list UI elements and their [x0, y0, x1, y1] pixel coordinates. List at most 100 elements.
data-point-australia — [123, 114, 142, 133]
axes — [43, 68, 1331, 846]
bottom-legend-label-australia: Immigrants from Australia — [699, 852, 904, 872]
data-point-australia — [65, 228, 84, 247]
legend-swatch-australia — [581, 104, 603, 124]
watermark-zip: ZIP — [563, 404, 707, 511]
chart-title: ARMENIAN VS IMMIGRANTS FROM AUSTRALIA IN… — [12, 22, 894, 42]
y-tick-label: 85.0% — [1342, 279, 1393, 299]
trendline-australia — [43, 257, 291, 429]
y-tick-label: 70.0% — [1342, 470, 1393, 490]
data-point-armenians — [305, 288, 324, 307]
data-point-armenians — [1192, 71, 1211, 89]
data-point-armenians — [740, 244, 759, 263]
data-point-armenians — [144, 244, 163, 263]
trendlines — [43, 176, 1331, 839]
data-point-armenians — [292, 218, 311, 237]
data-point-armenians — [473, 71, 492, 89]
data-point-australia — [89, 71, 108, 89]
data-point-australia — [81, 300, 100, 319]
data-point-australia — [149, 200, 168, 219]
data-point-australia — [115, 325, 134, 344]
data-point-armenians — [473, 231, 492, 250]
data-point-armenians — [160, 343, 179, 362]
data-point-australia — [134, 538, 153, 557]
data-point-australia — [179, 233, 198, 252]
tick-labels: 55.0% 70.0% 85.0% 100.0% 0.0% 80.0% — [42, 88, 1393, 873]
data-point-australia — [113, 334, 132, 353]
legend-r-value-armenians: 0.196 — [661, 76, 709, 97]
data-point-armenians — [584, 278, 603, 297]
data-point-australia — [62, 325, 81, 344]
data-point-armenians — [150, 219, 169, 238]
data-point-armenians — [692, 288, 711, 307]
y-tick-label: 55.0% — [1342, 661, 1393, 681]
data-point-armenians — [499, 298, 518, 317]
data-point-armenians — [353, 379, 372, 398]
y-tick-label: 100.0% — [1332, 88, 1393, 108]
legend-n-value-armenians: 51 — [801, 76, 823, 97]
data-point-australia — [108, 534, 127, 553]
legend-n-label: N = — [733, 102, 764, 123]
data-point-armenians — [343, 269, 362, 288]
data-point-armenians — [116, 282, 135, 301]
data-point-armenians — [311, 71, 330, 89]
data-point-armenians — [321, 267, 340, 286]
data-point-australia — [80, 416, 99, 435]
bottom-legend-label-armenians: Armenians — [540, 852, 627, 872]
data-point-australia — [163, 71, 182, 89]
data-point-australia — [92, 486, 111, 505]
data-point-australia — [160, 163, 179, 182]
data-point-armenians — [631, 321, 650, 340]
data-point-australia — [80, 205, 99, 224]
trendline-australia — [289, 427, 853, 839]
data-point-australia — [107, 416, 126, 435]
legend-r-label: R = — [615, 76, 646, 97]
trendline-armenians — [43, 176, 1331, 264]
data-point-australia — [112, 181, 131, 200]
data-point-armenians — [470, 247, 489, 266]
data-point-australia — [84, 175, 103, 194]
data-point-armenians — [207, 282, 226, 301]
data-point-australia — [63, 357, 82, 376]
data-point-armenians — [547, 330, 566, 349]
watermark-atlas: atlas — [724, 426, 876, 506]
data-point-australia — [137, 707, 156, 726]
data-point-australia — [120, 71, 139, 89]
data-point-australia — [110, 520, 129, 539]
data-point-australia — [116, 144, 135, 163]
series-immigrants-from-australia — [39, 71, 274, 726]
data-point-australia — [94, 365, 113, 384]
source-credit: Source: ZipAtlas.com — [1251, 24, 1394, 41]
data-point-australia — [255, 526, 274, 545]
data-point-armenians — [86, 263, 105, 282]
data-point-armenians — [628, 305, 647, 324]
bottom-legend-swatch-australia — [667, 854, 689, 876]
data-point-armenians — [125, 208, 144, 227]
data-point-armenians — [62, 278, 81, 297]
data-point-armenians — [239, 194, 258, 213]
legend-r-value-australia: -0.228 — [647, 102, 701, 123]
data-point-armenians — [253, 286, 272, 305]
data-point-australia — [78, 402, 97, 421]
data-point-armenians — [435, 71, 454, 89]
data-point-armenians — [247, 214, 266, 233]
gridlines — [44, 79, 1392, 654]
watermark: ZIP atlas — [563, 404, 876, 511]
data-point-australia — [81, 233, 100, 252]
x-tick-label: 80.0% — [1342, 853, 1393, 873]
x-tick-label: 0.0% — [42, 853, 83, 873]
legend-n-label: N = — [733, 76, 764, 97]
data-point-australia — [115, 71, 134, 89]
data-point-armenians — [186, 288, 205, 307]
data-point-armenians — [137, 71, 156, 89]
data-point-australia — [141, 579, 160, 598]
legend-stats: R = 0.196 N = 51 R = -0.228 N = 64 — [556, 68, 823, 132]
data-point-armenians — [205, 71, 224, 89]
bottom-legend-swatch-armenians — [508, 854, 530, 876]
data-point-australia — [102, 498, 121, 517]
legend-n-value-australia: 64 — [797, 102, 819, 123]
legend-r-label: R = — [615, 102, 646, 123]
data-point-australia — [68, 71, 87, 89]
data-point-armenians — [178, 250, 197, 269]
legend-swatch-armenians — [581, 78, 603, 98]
□ □ □ □ □
• Exercise goal: Can you lay out the records above as a JSON list of strings, one string per line with blank lines omitted, covering the stretch from the start of the records through the line containing "data-point-australia — [65, 228, 84, 247]"?

• Solution to this task:
[
  "list UI elements and their [x0, y0, x1, y1] pixel coordinates. List at most 100 elements.",
  "data-point-australia — [123, 114, 142, 133]",
  "axes — [43, 68, 1331, 846]",
  "bottom-legend-label-australia: Immigrants from Australia — [699, 852, 904, 872]",
  "data-point-australia — [65, 228, 84, 247]"
]